• [GIVEN TEXT]
BEGIN

DALLAS, TEXAS.- The more than 80 items that constitute
Heritage Auctions' Dec. 1 Historical Platinum Session Signature® Auction are, in the end, merely things. Among the auction's contents: chairs fashioned from wood and cane, a porcelain container kept at a bed's side, a billfold stuffed with one man's receipts and licenses, a television news camera lugged from event to event. Were it not for their respective places in history, they might have long ago been dispensed with and disposed of. Chopped up. Broken down. Thrown out.
Only through their connection to milestone yesterdays, to immortal somebodies, do they survive now, these tangible relics still here to hold, appreciate, admire, acquire. So important are these items, so well known are their stories told in history books, recounted in documentaries and blockbuster films it suffices enough to speak of them in shorthand.
Also, in Heritage's second blockbuster historical sale, is a gold medal the gold medal awarded to the planet's best and brightest. The spectacles of a president. The handwritten promise of an American war hero. A photo signed by the world's most famous actress to her legendary ball-playing husband. Even a highly coveted factory-sealed iPhone 1.
"Heritage has once again brought together the best of the very best highlighting the great personalities and events of the last several centuries," says Executive Vice President Joe Maddalena. "This auction serves as a profound reminder that history lives on through these tangible reminders still with us and still with stories to tell."
The 1970 Nobel Prize Medal and Diploma in Economic Sciences Awarded to Paul A. Samuelson
Paul Samuelson's death in December 2009 was first announced by the Massachusetts Institute of Technology, which, The New York Times noted in its epic obituary, Samuelson "helped build into one of the world's great centers of graduate education in economics." In its farewell, MIT accomplished the seemingly impossible by summing up Samuelson's life's work with relatively few words: "the Nobel laureate whose mathematical analysis provided the foundation on which modern economics is built and whose textbook influenced generations of students." Samuelson might well have appreciated the institution's economy of words.

END

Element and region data
BEGIN

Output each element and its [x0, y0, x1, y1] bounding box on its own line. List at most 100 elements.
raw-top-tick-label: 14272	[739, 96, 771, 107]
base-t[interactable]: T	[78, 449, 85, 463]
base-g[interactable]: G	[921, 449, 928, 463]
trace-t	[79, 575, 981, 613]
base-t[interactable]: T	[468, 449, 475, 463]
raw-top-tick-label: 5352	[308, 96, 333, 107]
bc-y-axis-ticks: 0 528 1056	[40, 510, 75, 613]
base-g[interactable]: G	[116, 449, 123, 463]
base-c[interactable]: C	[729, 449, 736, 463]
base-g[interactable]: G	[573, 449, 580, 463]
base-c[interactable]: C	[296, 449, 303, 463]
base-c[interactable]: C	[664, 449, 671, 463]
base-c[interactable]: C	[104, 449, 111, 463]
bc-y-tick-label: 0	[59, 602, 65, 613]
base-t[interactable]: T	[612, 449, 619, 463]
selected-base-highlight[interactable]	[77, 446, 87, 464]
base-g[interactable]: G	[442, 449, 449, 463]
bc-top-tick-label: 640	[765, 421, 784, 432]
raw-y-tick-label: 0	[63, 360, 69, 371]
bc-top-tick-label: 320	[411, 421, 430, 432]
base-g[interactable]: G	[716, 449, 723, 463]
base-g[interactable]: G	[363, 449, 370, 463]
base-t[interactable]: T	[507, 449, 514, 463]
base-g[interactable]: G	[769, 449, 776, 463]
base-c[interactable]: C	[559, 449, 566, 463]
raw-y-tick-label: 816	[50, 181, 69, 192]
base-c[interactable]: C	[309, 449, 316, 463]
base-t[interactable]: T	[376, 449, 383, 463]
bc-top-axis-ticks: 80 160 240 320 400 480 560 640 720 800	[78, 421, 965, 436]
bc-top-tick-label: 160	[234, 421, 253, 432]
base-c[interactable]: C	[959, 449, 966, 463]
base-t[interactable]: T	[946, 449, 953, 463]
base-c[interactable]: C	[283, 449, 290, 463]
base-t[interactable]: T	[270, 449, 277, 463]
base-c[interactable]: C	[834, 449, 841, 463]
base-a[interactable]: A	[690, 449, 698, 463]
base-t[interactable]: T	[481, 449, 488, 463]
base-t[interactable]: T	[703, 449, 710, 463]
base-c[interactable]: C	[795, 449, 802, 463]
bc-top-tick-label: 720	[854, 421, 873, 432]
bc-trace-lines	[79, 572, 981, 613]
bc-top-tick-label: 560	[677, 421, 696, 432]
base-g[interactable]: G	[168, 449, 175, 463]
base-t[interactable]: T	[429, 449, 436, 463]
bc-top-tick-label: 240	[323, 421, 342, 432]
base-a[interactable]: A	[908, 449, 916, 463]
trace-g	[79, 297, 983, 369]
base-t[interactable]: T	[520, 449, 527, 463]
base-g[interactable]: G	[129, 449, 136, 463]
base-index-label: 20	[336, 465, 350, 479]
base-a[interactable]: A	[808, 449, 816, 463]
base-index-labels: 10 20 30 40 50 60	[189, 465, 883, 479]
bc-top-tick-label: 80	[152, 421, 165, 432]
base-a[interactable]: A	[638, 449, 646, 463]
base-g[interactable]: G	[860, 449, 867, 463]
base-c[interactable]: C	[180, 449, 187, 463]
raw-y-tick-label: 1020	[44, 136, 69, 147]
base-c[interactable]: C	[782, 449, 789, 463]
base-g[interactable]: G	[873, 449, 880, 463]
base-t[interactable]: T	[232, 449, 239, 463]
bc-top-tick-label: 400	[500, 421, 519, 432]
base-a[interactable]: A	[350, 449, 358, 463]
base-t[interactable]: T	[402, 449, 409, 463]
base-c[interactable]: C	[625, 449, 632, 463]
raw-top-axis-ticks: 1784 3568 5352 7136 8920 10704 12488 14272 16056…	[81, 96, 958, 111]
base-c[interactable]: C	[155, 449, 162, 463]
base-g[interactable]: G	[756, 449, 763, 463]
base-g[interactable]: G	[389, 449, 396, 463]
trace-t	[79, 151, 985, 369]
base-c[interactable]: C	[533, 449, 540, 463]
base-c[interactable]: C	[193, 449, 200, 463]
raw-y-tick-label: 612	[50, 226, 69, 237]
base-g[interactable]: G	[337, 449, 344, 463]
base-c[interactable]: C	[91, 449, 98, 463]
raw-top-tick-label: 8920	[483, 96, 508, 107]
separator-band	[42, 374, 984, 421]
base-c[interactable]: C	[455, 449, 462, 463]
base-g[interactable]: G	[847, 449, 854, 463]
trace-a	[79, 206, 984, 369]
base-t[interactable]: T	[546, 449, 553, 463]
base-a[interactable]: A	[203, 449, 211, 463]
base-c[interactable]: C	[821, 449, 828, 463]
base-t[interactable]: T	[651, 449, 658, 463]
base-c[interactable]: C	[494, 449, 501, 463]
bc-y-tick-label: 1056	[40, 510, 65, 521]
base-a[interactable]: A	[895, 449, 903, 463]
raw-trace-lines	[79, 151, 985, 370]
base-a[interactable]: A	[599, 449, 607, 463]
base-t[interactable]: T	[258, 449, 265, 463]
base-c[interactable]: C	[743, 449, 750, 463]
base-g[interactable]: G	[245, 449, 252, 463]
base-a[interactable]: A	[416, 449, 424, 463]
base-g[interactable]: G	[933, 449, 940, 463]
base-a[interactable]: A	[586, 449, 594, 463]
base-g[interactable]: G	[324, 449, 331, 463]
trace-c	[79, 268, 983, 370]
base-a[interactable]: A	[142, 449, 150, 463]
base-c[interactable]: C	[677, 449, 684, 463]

END

• [WORK TO DO]
1 - In the Heritage auction article, which institution first announced Paul Samuelson's death?
2 - Extend the Heritage auction article by writing what comes after its last sentence.

• [ANSWER LIST]
1 - The Massachusetts Institute of Technology.

2 -
A native of Gary, Ind., with a master's degree from Harvard, Samuelson made contributions too myriad to contain within the bounds of a media release; the same goes for the awards he received during a career that reshaped and revolutionized economics. As a high school freshman in Chicago, he studied the stock market; at 16, he left high school for the University of Chicago. Samuelson was born on May 15, 1915. "I was born as an economist on Jan. 2, 1932," he later said when discussing his first college lecture on the relation between poverty and population growth.
He once wrote, "I sometimes think of myself as the last 'generalist' in economics, with interests that range from mathematical economics down to current financial journalism." He loved teaching, researching, writing and proving himself, time and again, as one of the field's greatest combatants and cheerleaders.
Of Samuelson's numerous books, one Economics: An Introductory Analysis, first published in 1948 and on and on ever since became the world's best-selling and most influential economics text. Its popularity forced its translation into myriad tongues; discussions about its contents roared for decades. Only 14 years after its publication, BusinessWeek noted the book "has gone a long way toward giving the world a common economic language."
In 1970, after tenures serving as an economic advisor to Presidents Kennedy and Lyndon Johnson, Samuelson became the first American to be awarded the Sveriges Riksbank Prize in Economic Sciences in memory of Alfred Nobel "for the scientific work through which he has developed static and dynamic economic theory and actively contributed to raising the level of analysis in economic science."
Samuelson's family offers the medal at auction for the first time, along with the very first award presented to Samuelson who was, in 1947, the inaugural recipient of this John Bates Clark Medal. So named for one of the founders and former presidents of the American Economic Association, the award is given annually (formerly biennially) to those under 40 who have provided the most significant contributions to the field of economic perception and understanding. Several recipients, Samuelson among them, became Nobel Laureates.
Also included too, is one of his final and most prestigious honors: the National Medal of Science presented to Samuelson by President Bill Clinton in 1996.
Items From Pete Mark's John F. Kennedy Collection
In May, Heritage offered numerous treasures from the vaunted assemblage of beloved philanthropist and American history collector Melvin "Pete" Mark Jr., the late Portland, Oregon, real estate developer. December's event presents even more extraordinary pieces among them, a grail of sorts among collectors of John F. Kennedy history.
Rocking chairs commissioned by Kennedy to soothe his chronic back pain are highly coveted by collectors. One sold in May at Heritage, from the Mark collection, for nearly $600,000. But this event features the first one Kennedy ever used, the very oak rocker in which he discovered a way to relieve the unrelenting agony that had necessitated four grueling operations.
An oak P&P Chair Company rocker, with its high back and seat made of fine interwoven steam-bent cane, belonged to Dr. Janet P. Travell, whom Kennedy first visited in 1955 to treat his back.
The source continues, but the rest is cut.